⟨

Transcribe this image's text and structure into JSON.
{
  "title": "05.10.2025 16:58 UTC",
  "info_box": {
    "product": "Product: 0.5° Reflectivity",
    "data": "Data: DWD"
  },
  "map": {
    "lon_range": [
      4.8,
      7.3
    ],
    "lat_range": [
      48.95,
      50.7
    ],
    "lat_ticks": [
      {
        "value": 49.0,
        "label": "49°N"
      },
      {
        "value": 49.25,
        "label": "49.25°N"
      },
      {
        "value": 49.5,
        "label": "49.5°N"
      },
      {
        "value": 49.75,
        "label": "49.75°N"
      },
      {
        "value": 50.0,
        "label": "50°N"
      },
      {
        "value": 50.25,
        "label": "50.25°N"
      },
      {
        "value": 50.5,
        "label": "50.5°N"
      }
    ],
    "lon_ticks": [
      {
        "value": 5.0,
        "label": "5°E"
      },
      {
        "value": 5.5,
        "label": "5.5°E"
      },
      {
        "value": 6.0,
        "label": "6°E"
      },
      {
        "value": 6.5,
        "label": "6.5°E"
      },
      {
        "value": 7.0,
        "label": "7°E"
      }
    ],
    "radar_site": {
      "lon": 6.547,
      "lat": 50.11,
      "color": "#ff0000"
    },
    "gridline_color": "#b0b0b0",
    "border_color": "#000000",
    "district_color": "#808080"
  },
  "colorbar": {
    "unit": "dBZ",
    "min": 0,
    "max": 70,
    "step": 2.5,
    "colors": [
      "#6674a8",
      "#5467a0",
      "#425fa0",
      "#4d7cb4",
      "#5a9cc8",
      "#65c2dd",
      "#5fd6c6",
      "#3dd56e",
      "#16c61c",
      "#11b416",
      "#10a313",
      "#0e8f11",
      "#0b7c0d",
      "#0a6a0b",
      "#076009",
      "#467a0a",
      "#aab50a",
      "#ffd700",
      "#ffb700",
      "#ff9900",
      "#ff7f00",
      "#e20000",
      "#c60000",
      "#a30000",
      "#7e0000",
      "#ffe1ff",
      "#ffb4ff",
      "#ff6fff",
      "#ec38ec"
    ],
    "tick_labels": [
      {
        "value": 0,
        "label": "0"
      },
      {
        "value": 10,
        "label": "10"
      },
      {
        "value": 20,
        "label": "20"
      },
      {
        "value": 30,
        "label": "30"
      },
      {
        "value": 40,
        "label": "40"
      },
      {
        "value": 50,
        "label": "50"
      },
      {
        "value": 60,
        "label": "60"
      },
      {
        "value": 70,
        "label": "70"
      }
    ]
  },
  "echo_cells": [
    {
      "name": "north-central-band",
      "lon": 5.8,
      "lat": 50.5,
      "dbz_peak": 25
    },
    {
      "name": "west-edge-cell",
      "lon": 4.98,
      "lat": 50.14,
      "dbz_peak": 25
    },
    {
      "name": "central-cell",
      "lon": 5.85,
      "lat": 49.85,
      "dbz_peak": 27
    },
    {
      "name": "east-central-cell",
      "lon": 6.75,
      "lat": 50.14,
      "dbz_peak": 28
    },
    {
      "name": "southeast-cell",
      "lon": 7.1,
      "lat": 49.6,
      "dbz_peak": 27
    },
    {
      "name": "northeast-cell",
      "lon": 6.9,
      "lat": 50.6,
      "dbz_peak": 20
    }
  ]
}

⟩

● Exercise:
Retype the material in full, character for character.

● Task result:
Transcribe this image's text and structure into JSON.
{
  "title": "05.10.2025 16:58 UTC",
  "info_box": {
    "product": "Product: 0.5° Reflectivity",
    "data": "Data: DWD"
  },
  "map": {
    "lon_range": [
      4.8,
      7.3
    ],
    "lat_range": [
      48.95,
      50.7
    ],
    "lat_ticks": [
      {
        "value": 49.0,
        "label": "49°N"
      },
      {
        "value": 49.25,
        "label": "49.25°N"
      },
      {
        "value": 49.5,
        "label": "49.5°N"
      },
      {
        "value": 49.75,
        "label": "49.75°N"
      },
      {
        "value": 50.0,
        "label": "50°N"
      },
      {
        "value": 50.25,
        "label": "50.25°N"
      },
      {
        "value": 50.5,
        "label": "50.5°N"
      }
    ],
    "lon_ticks": [
      {
        "value": 5.0,
        "label": "5°E"
      },
      {
        "value": 5.5,
        "label": "5.5°E"
      },
      {
        "value": 6.0,
        "label": "6°E"
      },
      {
        "value": 6.5,
        "label": "6.5°E"
      },
      {
        "value": 7.0,
        "label": "7°E"
      }
    ],
    "radar_site": {
      "lon": 6.547,
      "lat": 50.11,
      "color": "#ff0000"
    },
    "gridline_color": "#b0b0b0",
    "border_color": "#000000",
    "district_color": "#808080"
  },
  "colorbar": {
    "unit": "dBZ",
    "min": 0,
    "max": 70,
    "step": 2.5,
    "colors": [
      "#6674a8",
      "#5467a0",
      "#425fa0",
      "#4d7cb4",
      "#5a9cc8",
      "#65c2dd",
      "#5fd6c6",
      "#3dd56e",
      "#16c61c",
      "#11b416",
      "#10a313",
      "#0e8f11",
      "#0b7c0d",
      "#0a6a0b",
      "#076009",
      "#467a0a",
      "#aab50a",
      "#ffd700",
      "#ffb700",
      "#ff9900",
      "#ff7f00",
      "#e20000",
      "#c60000",
      "#a30000",
      "#7e0000",
      "#ffe1ff",
      "#ffb4ff",
      "#ff6fff",
      "#ec38ec"
    ],
    "tick_labels": [
      {
        "value": 0,
        "label": "0"
      },
      {
        "value": 10,
        "label": "10"
      },
      {
        "value": 20,
        "label": "20"
      },
      {
        "value": 30,
        "label": "30"
      },
      {
        "value": 40,
        "label": "40"
      },
      {
        "value": 50,
        "label": "50"
      },
      {
        "value": 60,
        "label": "60"
      },
      {
        "value": 70,
        "label": "70"
      }
    ]
  },
  "echo_cells": [
    {
      "name": "north-central-band",
      "lon": 5.8,
      "lat": 50.5,
      "dbz_peak": 25
    },
    {
      "name": "west-edge-cell",
      "lon": 4.98,
      "lat": 50.14,
      "dbz_peak": 25
    },
    {
      "name": "central-cell",
      "lon": 5.85,
      "lat": 49.85,
      "dbz_peak": 27
    },
    {
      "name": "east-central-cell",
      "lon": 6.75,
      "lat": 50.14,
      "dbz_peak": 28
    },
    {
      "name": "southeast-cell",
      "lon": 7.1,
      "lat": 49.6,
      "dbz_peak": 27
    },
    {
      "name": "northeast-cell",
      "lon": 6.9,
      "lat": 50.6,
      "dbz_peak": 20
    }
  ]
}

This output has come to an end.